(INFORMATION SUPPLIED begins)

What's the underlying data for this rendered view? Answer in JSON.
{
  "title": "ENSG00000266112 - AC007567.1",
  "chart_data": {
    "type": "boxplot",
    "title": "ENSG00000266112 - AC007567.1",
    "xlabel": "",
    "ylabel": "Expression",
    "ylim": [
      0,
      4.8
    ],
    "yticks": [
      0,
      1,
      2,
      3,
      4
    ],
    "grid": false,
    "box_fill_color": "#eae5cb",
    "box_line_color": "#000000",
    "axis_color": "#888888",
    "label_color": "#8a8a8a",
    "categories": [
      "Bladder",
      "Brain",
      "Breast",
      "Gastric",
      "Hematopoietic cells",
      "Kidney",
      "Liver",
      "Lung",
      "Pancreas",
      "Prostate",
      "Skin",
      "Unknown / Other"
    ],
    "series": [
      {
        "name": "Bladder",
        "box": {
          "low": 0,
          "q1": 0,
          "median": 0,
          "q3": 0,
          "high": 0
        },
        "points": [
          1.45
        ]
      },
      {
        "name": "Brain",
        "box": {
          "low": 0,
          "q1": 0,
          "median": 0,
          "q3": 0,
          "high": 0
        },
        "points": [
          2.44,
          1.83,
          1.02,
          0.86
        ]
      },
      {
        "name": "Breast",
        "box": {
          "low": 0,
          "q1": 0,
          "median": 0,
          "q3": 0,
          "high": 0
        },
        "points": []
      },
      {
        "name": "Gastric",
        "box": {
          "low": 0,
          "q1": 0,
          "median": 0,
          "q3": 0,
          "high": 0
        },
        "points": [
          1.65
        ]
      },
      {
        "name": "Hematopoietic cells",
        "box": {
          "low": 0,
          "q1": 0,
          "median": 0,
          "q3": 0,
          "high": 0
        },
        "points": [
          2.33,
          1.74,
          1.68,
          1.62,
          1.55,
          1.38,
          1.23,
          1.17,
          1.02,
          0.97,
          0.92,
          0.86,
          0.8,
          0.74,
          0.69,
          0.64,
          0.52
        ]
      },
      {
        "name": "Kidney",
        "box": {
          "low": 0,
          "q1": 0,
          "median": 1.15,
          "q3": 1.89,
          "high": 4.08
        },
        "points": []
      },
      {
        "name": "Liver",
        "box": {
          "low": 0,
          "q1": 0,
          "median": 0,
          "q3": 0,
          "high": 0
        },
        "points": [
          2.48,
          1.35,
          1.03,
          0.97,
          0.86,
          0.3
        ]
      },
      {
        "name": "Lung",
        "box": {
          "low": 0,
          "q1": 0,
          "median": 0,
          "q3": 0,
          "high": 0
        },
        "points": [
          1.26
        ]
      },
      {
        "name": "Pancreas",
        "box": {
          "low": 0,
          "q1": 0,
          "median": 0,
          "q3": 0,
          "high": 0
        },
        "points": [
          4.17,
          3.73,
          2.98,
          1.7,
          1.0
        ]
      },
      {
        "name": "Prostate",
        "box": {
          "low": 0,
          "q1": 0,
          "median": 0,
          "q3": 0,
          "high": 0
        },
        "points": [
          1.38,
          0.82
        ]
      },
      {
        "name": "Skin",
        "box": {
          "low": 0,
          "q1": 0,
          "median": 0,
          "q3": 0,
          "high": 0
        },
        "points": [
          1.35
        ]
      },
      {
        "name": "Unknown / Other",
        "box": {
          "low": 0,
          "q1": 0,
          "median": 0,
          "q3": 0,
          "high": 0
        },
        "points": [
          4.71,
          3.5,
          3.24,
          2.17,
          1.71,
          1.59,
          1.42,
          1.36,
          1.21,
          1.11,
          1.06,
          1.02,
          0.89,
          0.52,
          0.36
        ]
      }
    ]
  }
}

(INFORMATION SUPPLIED ends)

■ WORK INSTRUCTIONS
Indicate the number of lines in the data above that contain the string "name", without any additional text.

■ EXPECTED ANSWER
12